** Start Available data **
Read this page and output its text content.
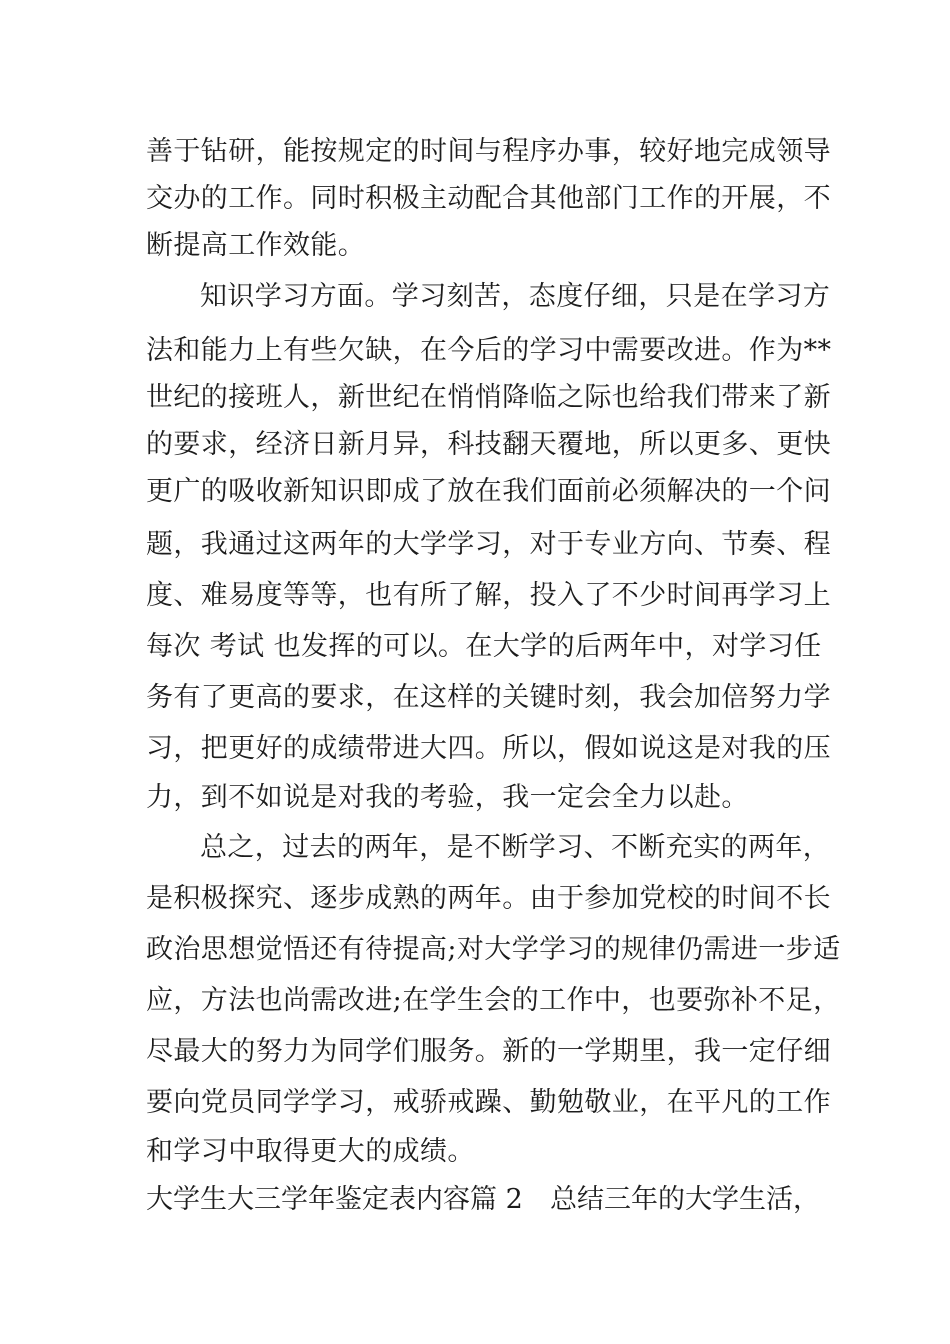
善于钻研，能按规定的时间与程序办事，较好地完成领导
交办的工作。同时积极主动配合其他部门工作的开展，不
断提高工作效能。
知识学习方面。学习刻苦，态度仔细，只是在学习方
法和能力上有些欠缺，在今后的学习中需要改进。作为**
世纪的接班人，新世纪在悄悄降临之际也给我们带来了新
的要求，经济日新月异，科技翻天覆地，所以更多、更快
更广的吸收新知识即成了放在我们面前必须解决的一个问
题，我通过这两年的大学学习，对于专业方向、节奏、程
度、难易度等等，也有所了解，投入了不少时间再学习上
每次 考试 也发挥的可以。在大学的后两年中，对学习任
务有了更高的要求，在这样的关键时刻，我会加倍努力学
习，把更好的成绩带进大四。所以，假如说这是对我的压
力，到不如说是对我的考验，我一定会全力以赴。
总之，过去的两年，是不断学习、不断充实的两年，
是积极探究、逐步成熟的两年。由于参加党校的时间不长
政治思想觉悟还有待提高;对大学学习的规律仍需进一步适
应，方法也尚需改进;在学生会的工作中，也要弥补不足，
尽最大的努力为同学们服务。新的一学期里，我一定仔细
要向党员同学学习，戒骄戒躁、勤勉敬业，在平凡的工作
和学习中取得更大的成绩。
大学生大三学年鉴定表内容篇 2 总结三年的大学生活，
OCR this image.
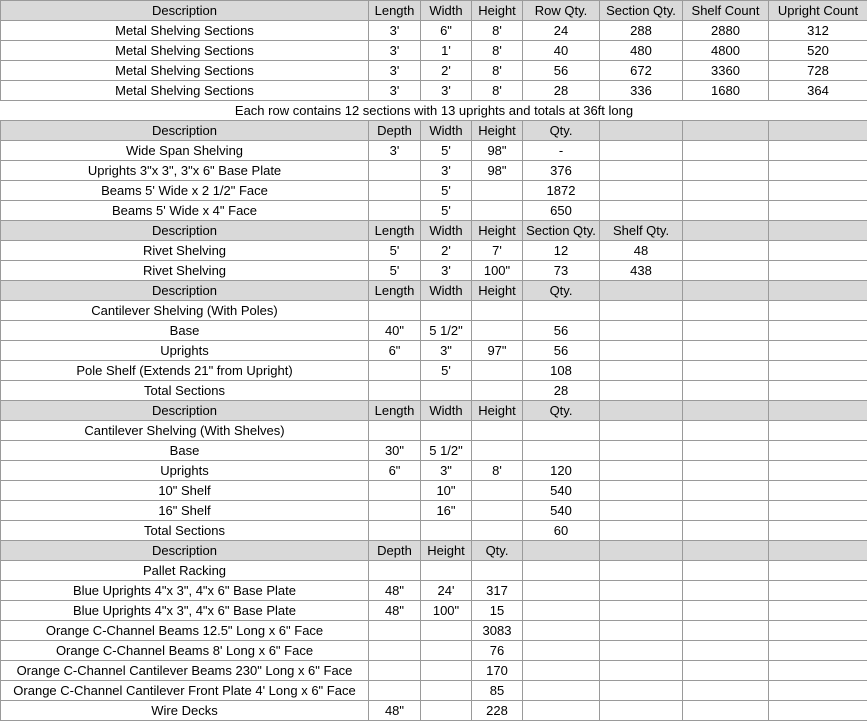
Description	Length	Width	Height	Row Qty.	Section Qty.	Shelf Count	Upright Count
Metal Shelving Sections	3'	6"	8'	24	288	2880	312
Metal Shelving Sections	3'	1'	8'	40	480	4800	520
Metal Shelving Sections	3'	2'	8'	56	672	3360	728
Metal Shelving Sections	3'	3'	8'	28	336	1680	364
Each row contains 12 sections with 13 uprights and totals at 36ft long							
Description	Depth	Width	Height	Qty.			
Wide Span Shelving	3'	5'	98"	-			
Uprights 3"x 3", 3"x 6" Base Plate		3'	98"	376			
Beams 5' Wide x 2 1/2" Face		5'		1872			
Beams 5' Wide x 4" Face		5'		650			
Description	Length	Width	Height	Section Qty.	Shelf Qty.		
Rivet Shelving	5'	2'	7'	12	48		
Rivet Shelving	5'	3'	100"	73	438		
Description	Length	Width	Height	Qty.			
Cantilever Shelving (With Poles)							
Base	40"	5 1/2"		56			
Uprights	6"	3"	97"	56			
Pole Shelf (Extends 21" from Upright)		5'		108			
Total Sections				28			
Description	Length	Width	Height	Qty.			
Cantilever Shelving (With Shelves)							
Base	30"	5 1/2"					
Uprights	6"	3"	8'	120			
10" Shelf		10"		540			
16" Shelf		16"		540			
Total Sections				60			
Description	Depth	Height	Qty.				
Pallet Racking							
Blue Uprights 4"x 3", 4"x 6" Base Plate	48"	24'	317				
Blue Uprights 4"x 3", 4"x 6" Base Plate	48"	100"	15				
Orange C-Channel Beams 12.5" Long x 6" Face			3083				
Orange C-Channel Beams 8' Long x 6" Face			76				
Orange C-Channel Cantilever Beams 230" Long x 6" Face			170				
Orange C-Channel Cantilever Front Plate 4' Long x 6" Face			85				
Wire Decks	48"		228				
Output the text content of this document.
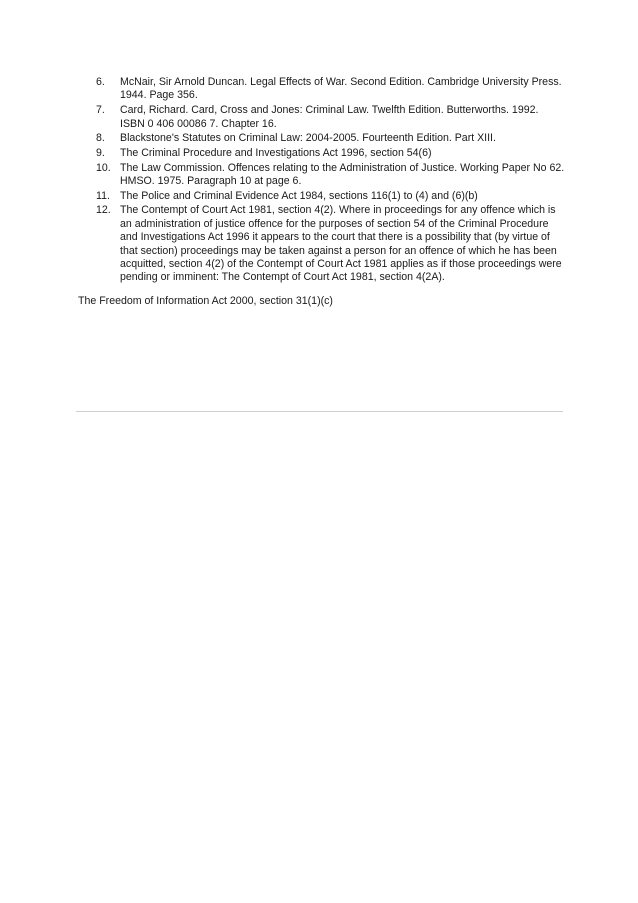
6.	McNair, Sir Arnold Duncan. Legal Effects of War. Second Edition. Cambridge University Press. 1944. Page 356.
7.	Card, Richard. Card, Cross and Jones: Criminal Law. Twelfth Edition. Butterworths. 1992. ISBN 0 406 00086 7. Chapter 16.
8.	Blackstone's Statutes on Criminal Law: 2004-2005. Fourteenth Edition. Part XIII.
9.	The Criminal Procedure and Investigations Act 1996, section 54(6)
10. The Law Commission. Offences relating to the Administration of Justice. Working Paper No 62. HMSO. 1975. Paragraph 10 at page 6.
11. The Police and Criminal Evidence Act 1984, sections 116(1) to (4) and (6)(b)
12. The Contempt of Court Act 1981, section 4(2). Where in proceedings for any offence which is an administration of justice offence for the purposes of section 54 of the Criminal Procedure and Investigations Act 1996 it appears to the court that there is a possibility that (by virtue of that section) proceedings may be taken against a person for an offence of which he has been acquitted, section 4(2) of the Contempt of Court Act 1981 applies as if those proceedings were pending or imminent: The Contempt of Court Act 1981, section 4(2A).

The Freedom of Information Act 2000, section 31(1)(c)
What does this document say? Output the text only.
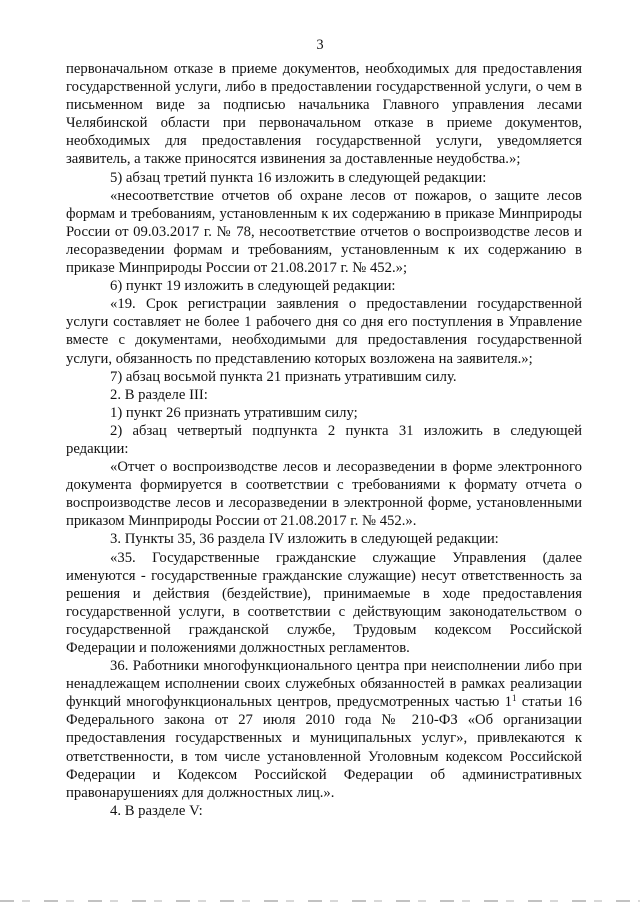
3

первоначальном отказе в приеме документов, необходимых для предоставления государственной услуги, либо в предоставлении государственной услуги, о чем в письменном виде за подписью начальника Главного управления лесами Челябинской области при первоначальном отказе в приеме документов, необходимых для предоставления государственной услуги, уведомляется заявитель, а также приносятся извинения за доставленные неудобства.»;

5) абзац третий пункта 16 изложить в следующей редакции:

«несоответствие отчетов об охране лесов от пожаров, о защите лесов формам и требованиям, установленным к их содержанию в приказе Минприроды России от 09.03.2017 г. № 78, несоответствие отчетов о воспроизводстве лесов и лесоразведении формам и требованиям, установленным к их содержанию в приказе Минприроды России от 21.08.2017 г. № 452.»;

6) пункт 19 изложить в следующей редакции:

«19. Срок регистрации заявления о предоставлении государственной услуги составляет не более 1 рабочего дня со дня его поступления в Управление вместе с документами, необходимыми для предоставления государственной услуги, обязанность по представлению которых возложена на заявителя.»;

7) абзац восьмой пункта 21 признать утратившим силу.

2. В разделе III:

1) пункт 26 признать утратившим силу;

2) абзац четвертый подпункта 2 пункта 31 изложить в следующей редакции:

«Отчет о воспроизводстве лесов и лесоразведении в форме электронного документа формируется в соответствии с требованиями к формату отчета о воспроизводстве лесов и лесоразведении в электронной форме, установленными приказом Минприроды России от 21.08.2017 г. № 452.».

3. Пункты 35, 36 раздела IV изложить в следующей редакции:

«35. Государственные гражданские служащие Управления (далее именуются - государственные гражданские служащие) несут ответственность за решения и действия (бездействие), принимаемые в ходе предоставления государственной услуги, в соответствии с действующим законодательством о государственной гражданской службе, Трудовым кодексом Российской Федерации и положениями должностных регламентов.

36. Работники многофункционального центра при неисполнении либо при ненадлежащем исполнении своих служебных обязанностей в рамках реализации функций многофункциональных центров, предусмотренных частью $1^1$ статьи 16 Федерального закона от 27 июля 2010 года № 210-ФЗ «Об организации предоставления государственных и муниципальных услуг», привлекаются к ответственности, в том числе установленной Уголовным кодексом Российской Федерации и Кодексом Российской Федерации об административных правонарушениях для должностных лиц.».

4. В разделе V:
** End Available data **
== Instruction ==
Scan the data for the word "следующей" and copy every line where it shows up.

== Result of this task ==
5) абзац третий пункта 16 изложить в следующей редакции:
6) пункт 19 изложить в следующей редакции:
2) абзац четвертый подпункта 2 пункта 31 изложить в следующей редакции:
3. Пункты 35, 36 раздела IV изложить в следующей редакции:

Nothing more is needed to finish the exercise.